◆ **AANGELEVERDE TEKST**:
******
|
|
|
Het EVO is niet van toepassing binnen de EU op verzekeringsovereenkomsten
waarin risico’s worden gedekt die op het grondgebied van de
Lidstaten van de EU zijn gelegen. Aangezien uitvoeringsovereenkomsten
niets anders zijn verzekeringsovereenkomsten, is het EVO niet van toepassing.
Er zijn twee EU-richtlijnen die dit hiaat (grotendeels) opvangen: de
Richtlijn Levensverzekering: vrij verrichten van diensten 2002/83/EG van
5 november 2002 (hierna te noemen Richtlijn Leven) en de Richtlijn
2003/41/EG betreffende de werkzaamheden van en het toezicht op instellingen
voor bedrijfspensioenvoorziening over bedrijfspensioenvoorzieningen.
Aangezien het geheel van bepalingen in de richtlijn Leven
en het EVO niet op alle punten op elkaar zijn afgestemd, is in de Wet
Conflictenrecht Levensverzekeringen (Stb. 1993, 16) de verhouding tussen
de richtlijn en het EVO nader geregeld.
******
◆ **OPDRACHT 1**: Schrijf een stuk uit de aangeleverde tekst woord voor woord over, te beginnen bij "Aangezien het geheel" en eindigend met "EVO nader geregeld.".
◆ **OPDRACHT 2**:
Beantwoord aan de hand van de aangeleverde tekst de volgende vragen:
(a) Welke datum draagt Richtlijn 2002/83/EG?
(b) Onder welke korte naam wordt die richtlijn verder in de tekst aangeduid?
(c) In welke wet is de verhouding tussen de richtlijn Leven en het EVO nader geregeld?
◆ **OPDRACHT 3**: Vat de aangeleverde tekst samen in twee zinnen.

◆ **GEËXTRAHEERD MATERIAAL**:
******
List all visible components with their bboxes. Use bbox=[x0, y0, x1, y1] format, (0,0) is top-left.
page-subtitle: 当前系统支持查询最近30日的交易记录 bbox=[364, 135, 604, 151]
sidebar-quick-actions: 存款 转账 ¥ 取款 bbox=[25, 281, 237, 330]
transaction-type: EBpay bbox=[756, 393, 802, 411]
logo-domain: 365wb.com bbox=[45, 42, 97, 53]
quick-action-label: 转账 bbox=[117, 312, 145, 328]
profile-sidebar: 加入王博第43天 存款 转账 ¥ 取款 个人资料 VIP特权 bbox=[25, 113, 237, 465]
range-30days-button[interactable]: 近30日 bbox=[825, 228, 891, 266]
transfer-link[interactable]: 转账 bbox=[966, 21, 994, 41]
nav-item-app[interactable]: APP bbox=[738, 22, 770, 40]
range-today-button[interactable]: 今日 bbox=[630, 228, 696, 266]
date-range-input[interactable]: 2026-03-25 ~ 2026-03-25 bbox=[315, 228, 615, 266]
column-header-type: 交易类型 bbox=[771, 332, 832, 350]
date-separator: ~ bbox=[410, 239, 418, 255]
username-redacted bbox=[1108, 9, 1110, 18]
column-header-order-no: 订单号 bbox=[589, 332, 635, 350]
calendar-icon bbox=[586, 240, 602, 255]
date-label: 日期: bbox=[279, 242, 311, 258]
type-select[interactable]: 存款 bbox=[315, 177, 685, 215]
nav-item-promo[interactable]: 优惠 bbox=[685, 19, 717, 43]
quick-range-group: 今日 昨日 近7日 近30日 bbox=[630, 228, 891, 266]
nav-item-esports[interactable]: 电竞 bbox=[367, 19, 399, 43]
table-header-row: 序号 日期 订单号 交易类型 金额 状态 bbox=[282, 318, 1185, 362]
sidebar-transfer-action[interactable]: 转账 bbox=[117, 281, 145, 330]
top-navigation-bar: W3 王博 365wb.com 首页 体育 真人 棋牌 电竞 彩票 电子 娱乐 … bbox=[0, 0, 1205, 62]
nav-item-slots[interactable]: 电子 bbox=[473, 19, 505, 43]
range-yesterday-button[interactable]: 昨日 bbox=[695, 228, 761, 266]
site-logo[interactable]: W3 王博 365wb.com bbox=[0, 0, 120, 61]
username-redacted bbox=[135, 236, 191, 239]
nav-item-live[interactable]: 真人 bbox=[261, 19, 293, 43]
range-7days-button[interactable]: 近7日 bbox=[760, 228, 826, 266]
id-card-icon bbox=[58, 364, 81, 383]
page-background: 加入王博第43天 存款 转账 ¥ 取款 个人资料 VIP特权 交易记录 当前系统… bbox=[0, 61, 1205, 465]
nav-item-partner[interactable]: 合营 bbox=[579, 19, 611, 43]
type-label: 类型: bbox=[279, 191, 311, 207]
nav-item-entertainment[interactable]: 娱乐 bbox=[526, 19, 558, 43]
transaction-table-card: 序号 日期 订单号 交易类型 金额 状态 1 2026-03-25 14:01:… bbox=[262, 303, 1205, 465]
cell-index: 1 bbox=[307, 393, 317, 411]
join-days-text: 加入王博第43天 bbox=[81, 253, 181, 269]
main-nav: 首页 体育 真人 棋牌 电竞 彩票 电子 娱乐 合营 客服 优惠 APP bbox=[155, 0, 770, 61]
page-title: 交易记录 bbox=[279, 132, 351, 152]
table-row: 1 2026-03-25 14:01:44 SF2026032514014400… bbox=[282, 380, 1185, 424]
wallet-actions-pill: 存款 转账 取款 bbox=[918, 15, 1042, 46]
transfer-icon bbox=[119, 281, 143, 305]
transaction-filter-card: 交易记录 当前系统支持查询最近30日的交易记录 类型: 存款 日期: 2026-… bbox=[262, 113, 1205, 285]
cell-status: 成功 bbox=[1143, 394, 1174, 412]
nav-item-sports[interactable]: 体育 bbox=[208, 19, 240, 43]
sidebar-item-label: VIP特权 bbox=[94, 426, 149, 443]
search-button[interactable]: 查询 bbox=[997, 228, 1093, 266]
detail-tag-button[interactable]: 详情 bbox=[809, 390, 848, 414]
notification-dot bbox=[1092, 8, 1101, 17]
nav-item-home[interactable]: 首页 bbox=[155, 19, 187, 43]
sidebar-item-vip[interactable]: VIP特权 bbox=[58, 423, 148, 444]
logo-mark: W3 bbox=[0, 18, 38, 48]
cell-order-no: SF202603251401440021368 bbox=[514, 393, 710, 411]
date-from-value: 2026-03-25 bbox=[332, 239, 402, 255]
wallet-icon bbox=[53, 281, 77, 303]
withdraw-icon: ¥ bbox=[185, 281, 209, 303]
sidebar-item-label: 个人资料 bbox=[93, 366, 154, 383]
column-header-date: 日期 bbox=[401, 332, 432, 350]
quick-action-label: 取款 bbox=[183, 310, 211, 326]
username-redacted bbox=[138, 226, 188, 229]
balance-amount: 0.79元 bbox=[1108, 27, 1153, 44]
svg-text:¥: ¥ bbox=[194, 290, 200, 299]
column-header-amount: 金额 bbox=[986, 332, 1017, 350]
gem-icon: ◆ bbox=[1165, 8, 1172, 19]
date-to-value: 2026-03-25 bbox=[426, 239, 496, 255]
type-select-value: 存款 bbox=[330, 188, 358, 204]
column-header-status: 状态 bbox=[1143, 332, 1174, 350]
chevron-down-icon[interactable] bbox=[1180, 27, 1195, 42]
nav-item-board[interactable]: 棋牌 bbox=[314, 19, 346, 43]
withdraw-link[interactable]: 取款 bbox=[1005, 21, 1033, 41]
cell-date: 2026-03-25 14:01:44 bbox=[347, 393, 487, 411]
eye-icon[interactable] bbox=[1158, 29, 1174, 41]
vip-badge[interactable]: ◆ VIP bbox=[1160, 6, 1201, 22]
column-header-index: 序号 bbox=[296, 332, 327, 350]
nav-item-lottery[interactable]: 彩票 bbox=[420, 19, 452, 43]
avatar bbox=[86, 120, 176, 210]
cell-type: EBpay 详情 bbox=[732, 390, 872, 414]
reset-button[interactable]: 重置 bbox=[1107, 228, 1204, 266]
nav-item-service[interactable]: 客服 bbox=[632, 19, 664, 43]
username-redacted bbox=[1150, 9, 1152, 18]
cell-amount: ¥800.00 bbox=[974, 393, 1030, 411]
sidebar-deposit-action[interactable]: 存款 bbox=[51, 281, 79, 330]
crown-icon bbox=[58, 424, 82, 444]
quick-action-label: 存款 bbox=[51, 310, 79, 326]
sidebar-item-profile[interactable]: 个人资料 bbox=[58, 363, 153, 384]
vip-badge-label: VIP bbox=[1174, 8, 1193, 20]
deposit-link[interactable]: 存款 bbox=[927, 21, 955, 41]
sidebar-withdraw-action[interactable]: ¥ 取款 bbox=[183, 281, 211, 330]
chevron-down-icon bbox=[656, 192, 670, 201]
******
◆ **UITGEWERKTE OPLOSSING 1**:
Aangezien het geheel van bepalingen in de richtlijn Leven
en het EVO niet op alle punten op elkaar zijn afgestemd, is in de Wet
Conflictenrecht Levensverzekeringen (Stb. 1993, 16) de verhouding tussen
de richtlijn en het EVO nader geregeld.

◆ **UITGEWERKTE OPLOSSING 2**:
(a) 5 november 2002.
(b) Richtlijn Leven.
(c) In de Wet Conflictenrecht Levensverzekeringen (Stb. 1993, 16).

◆ **UITGEWERKTE OPLOSSING 3**: Het EVO is binnen de EU niet van toepassing op verzekeringsovereenkomsten die risico's op het grondgebied van de lidstaten dekken, en daarom ook niet op uitvoeringsovereenkomsten. Dit hiaat wordt grotendeels opgevangen door de Richtlijn Leven (2002/83/EG) en Richtlijn 2003/41/EG over instellingen voor bedrijfspensioenvoorziening, en omdat de richtlijn Leven en het EVO niet op alle punten op elkaar zijn afgestemd, regelt de Wet Conflictenrecht Levensverzekeringen hun verhouding nader.